======== Page ========

In the logical dispute between a six-Justice majority led by David H. Souter and a three-Justice dissent led by Clarence Thomas we find the majority holding prosecutors strictly to account for the reasons they actually give when explaining under oath why they exercised peremptory strikes against black candidates for jury duty. What the prosecutor actually says about his or her reasons is what the majority tests for soundness. On the dissenting side, however, we find that when prosecutors give faulty reasons explaining why they were thinking non-racially, Justice Thomas asks the Supreme Court to look deeper into the record to see if more plausible non-racial accounts might be found.

In death penalty cases, which logical method seems better for the Supreme Court to adopt: demanding that prosecutors give coherent reasons the first time when asked to show why their peremptory strikes were not racially motivated? Or shall we instead allow prosecutors to get close enough for government work, assuring them that the ruling minds of the judicial system will be standing by to find better race-neutral accounts if needed?

Or here's another question. When a black man sitting on death row wants to appeal his death sentence because he feels that black jurors were banned from his trial BECAUSE they were black, should we allow that death row prisoner to introduce jury cards, questionnaires, and testimony used to select the jury? For the majority opinion in the case of Texas death row inmate Thomas Miller-El, the answer is clearly yes, the prisoner is entitled to carry with him on appeal the jury selection documents that were used at his trial. But for the dissenting minority, access to jury selection docs should be limited on appeal.

========

Resume the commentary on the Miller-El jury-selection ruling, picking up right after its final sentence.

======== Material provided ========

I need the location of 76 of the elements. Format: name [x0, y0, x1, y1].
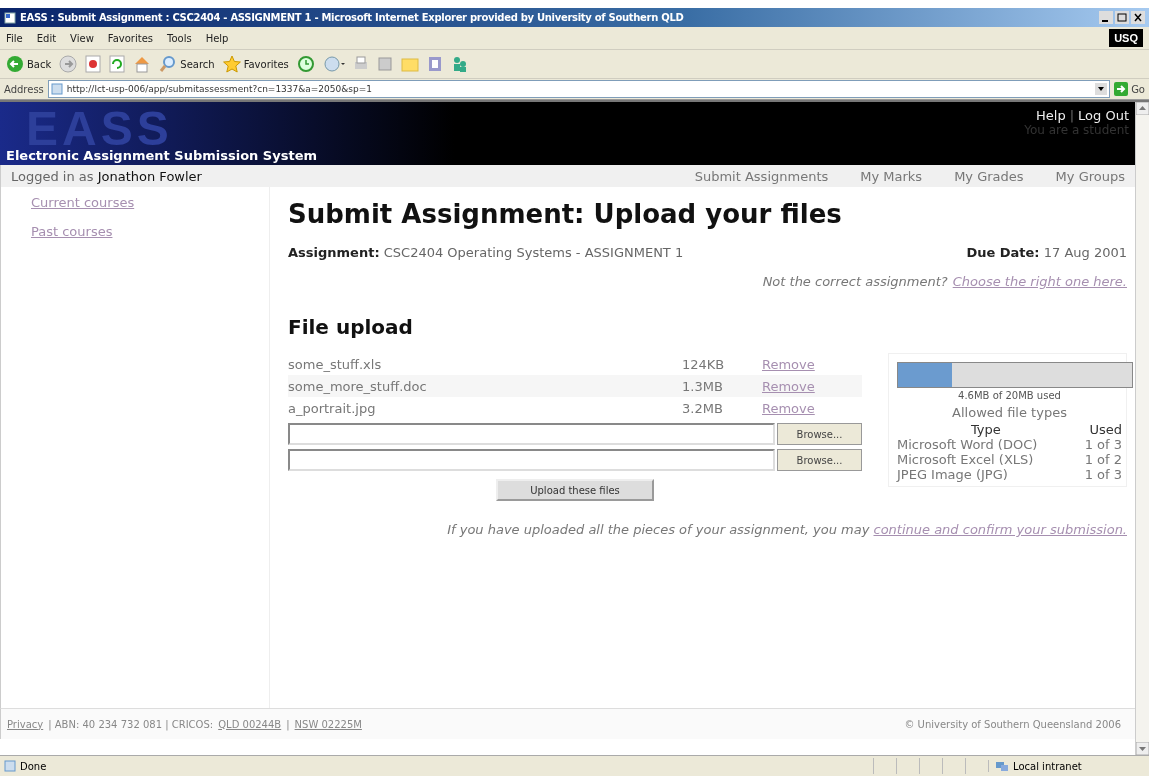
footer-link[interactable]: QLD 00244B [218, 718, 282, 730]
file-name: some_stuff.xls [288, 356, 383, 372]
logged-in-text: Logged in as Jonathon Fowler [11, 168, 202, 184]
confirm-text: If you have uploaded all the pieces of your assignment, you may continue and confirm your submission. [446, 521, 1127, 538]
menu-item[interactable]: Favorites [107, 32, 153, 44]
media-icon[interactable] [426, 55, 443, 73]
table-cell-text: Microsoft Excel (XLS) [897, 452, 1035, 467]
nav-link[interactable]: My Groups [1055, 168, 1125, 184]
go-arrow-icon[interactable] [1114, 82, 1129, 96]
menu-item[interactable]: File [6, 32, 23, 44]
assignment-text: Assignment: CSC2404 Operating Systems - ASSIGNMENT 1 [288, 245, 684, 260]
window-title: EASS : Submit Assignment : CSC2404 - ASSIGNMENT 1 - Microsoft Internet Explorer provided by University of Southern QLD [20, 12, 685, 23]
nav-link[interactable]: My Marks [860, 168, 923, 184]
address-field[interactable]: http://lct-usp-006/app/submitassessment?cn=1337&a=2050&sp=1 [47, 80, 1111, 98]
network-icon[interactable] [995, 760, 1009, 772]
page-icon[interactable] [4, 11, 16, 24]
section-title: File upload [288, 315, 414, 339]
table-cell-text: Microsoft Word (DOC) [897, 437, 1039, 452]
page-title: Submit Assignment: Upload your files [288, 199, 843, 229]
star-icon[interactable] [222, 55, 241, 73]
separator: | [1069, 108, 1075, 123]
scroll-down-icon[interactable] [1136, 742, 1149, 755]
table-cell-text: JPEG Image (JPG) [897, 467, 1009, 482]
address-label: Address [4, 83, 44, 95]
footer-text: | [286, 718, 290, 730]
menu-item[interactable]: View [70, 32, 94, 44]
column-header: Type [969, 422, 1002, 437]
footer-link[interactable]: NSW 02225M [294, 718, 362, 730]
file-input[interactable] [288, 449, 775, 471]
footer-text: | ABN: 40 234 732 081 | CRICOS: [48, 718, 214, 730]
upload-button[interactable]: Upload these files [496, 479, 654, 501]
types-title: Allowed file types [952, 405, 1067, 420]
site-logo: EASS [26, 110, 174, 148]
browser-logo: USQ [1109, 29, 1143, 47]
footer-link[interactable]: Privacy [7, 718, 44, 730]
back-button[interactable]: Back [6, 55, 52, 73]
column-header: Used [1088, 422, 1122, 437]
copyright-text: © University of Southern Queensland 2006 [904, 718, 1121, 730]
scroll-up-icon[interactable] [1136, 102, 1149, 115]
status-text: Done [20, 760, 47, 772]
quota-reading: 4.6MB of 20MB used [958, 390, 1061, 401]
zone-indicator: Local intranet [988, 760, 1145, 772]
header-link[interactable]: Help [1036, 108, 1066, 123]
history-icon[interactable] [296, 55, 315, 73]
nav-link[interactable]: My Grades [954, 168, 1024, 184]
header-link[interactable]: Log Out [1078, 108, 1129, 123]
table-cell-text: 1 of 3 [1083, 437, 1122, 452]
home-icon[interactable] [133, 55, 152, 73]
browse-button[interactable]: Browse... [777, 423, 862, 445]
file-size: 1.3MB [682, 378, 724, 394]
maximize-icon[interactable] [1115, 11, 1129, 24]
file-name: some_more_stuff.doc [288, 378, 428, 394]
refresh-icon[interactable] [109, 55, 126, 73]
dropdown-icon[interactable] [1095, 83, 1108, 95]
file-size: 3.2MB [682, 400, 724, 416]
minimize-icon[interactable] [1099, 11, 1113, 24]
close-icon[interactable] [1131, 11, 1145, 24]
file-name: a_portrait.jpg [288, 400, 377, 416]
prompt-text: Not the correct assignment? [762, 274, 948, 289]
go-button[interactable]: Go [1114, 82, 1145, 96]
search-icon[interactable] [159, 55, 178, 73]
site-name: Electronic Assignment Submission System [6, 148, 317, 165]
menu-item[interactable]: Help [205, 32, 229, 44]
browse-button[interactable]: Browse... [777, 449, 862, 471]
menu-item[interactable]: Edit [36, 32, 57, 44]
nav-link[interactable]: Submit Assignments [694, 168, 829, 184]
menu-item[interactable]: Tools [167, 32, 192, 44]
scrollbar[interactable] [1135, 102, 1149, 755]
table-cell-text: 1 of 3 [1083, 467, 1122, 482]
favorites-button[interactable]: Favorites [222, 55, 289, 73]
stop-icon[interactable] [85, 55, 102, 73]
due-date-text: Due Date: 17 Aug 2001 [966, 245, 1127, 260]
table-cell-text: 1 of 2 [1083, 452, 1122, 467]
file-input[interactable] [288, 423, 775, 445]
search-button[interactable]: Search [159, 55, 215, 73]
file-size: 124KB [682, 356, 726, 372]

========
======== Material provided ========

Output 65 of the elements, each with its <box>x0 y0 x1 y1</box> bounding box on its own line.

========

• **Final result**:
Justice Thomas argues that once a trial is over, and the death penalty has been awarded, then death row prisoners can only re-try issues and documents that they found relevant during jury selection itself. If after the trial is over a more complete review of the jury selection process yields new arguments for finding race discrimination, the minority view would tell the death prisoner, sorry, too late.

Thomas argues that trial judgments should not be reversible on the basis of new issues found in fuller review of jury selection materials. If defendants fail to discern the best case for race discrimination the first time around, it is simply "unrealistic" to expect the trial court to know what was never pointed out, and if the trail court didn't know it at the time, then it can't be revisited on appeal.

On the other hand, the majority opinion argues that a court may be held accountable for making the best possible ruling based on the complete record at hand, whether the judge actually takes the time to know it or not. Death row prisoners therefore have the right to go over everything once again with a fine toothed comb.

Working in the legacy of the late Justice Thurgood Marshall, the majority of the Supreme Court seems to appreciate the care that has to be taken with logical analysis when you set out to find patterns of race bias. Sophisticated players in the race bias game are quite often difficult to catch. In a culture of race bias the players may not be fully aware of the bias they are exercising. In a concurring opinion by Justice Breyer, the Supreme Court reminds us what Marshall predicted: that so long as peremptory strikes are used in jury selection, there will never be a failsafe method to disable their usefulness to racial bias.